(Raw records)

===

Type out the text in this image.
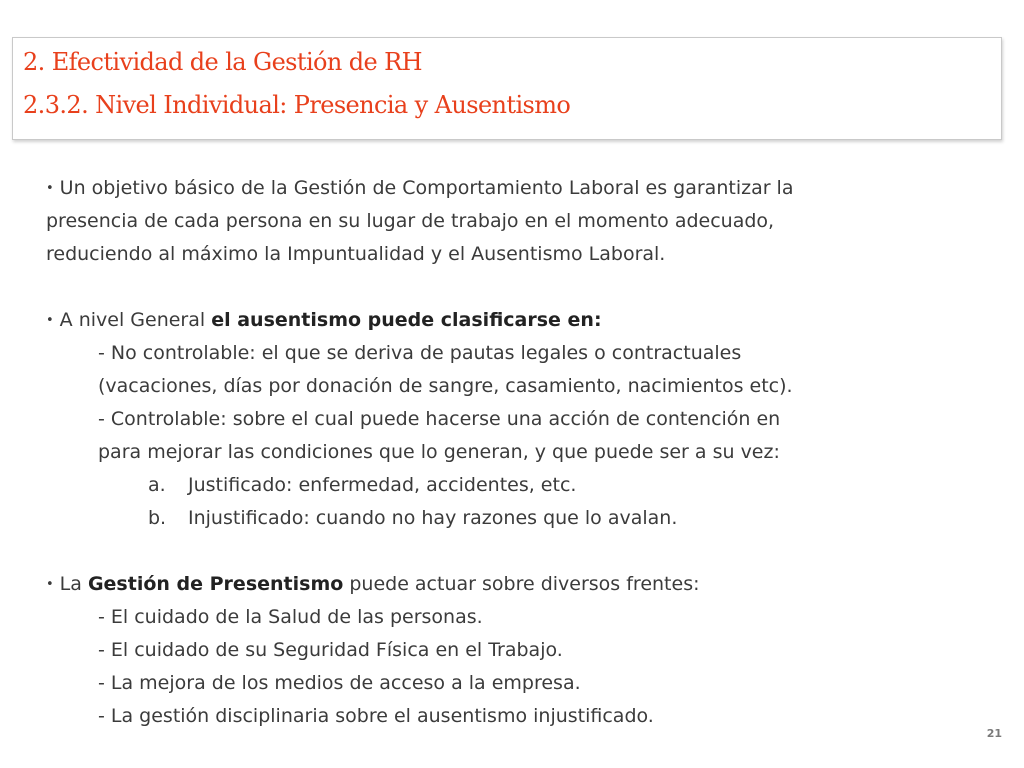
2. Efectividad de la Gestión de RH
2.3.2. Nivel Individual: Presencia y Ausentismo
• Un objetivo básico de la Gestión de Comportamiento Laboral es garantizar la
presencia de cada persona en su lugar de trabajo en el momento adecuado,
reduciendo al máximo la Impuntualidad y el Ausentismo Laboral.
• A nivel General el ausentismo puede clasificarse en:
- No controlable: el que se deriva de pautas legales o contractuales
(vacaciones, días por donación de sangre, casamiento, nacimientos etc).
- Controlable: sobre el cual puede hacerse una acción de contención en
para mejorar las condiciones que lo generan, y que puede ser a su vez:
a. Justificado: enfermedad, accidentes, etc.
b. Injustificado: cuando no hay razones que lo avalan.
• La Gestión de Presentismo puede actuar sobre diversos frentes:
- El cuidado de la Salud de las personas.
- El cuidado de su Seguridad Física en el Trabajo.
- La mejora de los medios de acceso a la empresa.
- La gestión disciplinaria sobre el ausentismo injustificado.
21
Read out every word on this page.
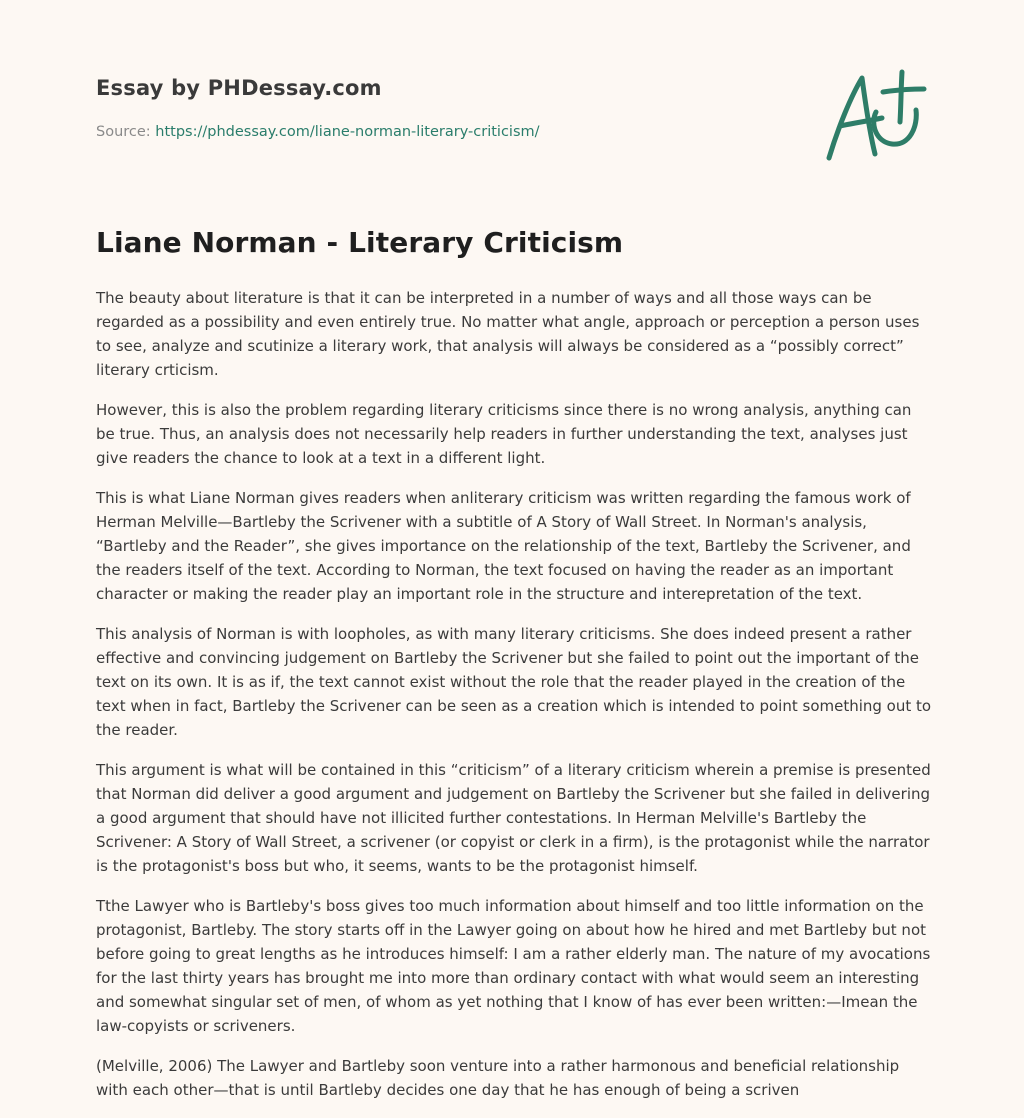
Essay by PHDessay.com
Source: https://phdessay.com/liane-norman-literary-criticism/
Liane Norman - Literary Criticism

The beauty about literature is that it can be interpreted in a number of ways and all those ways can be regarded as a possibility and even entirely true. No matter what angle, approach or perception a person uses to see, analyze and scutinize a literary work, that analysis will always be considered as a “possibly correct” literary crticism.

However, this is also the problem regarding literary criticisms since there is no wrong analysis, anything can be true. Thus, an analysis does not necessarily help readers in further understanding the text, analyses just give readers the chance to look at a text in a different light.

This is what Liane Norman gives readers when anliterary criticism was written regarding the famous work of Herman Melville—Bartleby the Scrivener with a subtitle of A Story of Wall Street. In Norman's analysis, “Bartleby and the Reader”, she gives importance on the relationship of the text, Bartleby the Scrivener, and the readers itself of the text. According to Norman, the text focused on having the reader as an important character or making the reader play an important role in the structure and interepretation of the text.

This analysis of Norman is with loopholes, as with many literary criticisms. She does indeed present a rather effective and convincing judgement on Bartleby the Scrivener but she failed to point out the important of the text on its own. It is as if, the text cannot exist without the role that the reader played in the creation of the text when in fact, Bartleby the Scrivener can be seen as a creation which is intended to point something out to the reader.

This argument is what will be contained in this “criticism” of a literary criticism wherein a premise is presented that Norman did deliver a good argument and judgement on Bartleby the Scrivener but she failed in delivering a good argument that should have not illicited further contestations. In Herman Melville's Bartleby the Scrivener: A Story of Wall Street, a scrivener (or copyist or clerk in a firm), is the protagonist while the narrator is the protagonist's boss but who, it seems, wants to be the protagonist himself.

Tthe Lawyer who is Bartleby's boss gives too much information about himself and too little information on the protagonist, Bartleby. The story starts off in the Lawyer going on about how he hired and met Bartleby but not before going to great lengths as he introduces himself: I am a rather elderly man. The nature of my avocations for the last thirty years has brought me into more than ordinary contact with what would seem an interesting and somewhat singular set of men, of whom as yet nothing that I know of has ever been written:—Imean the law-copyists or scriveners.

(Melville, 2006) The Lawyer and Bartleby soon venture into a rather harmonous and beneficial relationship with each other—that is until Bartleby decides one day that he has enough of being a scriven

===

WHAT TO PRODUCE >>
Reproduce each entry precisely, dropping only the pictures.

THE COMPLETED TASK >>
Type out the text in this image.
2. Efectividad de la Gestión de RH
2.3.2. Nivel Individual: Presencia y Ausentismo
• Un objetivo básico de la Gestión de Comportamiento Laboral es garantizar la
presencia de cada persona en su lugar de trabajo en el momento adecuado,
reduciendo al máximo la Impuntualidad y el Ausentismo Laboral.
• A nivel General el ausentismo puede clasificarse en:
- No controlable: el que se deriva de pautas legales o contractuales
(vacaciones, días por donación de sangre, casamiento, nacimientos etc).
- Controlable: sobre el cual puede hacerse una acción de contención en
para mejorar las condiciones que lo generan, y que puede ser a su vez:
a. Justificado: enfermedad, accidentes, etc.
b. Injustificado: cuando no hay razones que lo avalan.
• La Gestión de Presentismo puede actuar sobre diversos frentes:
- El cuidado de la Salud de las personas.
- El cuidado de su Seguridad Física en el Trabajo.
- La mejora de los medios de acceso a la empresa.
- La gestión disciplinaria sobre el ausentismo injustificado.
21
Read out every word on this page.
Essay by PHDessay.com
Source: https://phdessay.com/liane-norman-literary-criticism/
Liane Norman - Literary Criticism

The beauty about literature is that it can be interpreted in a number of ways and all those ways can be regarded as a possibility and even entirely true. No matter what angle, approach or perception a person uses to see, analyze and scutinize a literary work, that analysis will always be considered as a “possibly correct” literary crticism.

However, this is also the problem regarding literary criticisms since there is no wrong analysis, anything can be true. Thus, an analysis does not necessarily help readers in further understanding the text, analyses just give readers the chance to look at a text in a different light.

This is what Liane Norman gives readers when anliterary criticism was written regarding the famous work of Herman Melville—Bartleby the Scrivener with a subtitle of A Story of Wall Street. In Norman's analysis, “Bartleby and the Reader”, she gives importance on the relationship of the text, Bartleby the Scrivener, and the readers itself of the text. According to Norman, the text focused on having the reader as an important character or making the reader play an important role in the structure and interepretation of the text.

This analysis of Norman is with loopholes, as with many literary criticisms. She does indeed present a rather effective and convincing judgement on Bartleby the Scrivener but she failed to point out the important of the text on its own. It is as if, the text cannot exist without the role that the reader played in the creation of the text when in fact, Bartleby the Scrivener can be seen as a creation which is intended to point something out to the reader.

This argument is what will be contained in this “criticism” of a literary criticism wherein a premise is presented that Norman did deliver a good argument and judgement on Bartleby the Scrivener but she failed in delivering a good argument that should have not illicited further contestations. In Herman Melville's Bartleby the Scrivener: A Story of Wall Street, a scrivener (or copyist or clerk in a firm), is the protagonist while the narrator is the protagonist's boss but who, it seems, wants to be the protagonist himself.

Tthe Lawyer who is Bartleby's boss gives too much information about himself and too little information on the protagonist, Bartleby. The story starts off in the Lawyer going on about how he hired and met Bartleby but not before going to great lengths as he introduces himself: I am a rather elderly man. The nature of my avocations for the last thirty years has brought me into more than ordinary contact with what would seem an interesting and somewhat singular set of men, of whom as yet nothing that I know of has ever been written:—Imean the law-copyists or scriveners.

(Melville, 2006) The Lawyer and Bartleby soon venture into a rather harmonous and beneficial relationship with each other—that is until Bartleby decides one day that he has enough of being a scriven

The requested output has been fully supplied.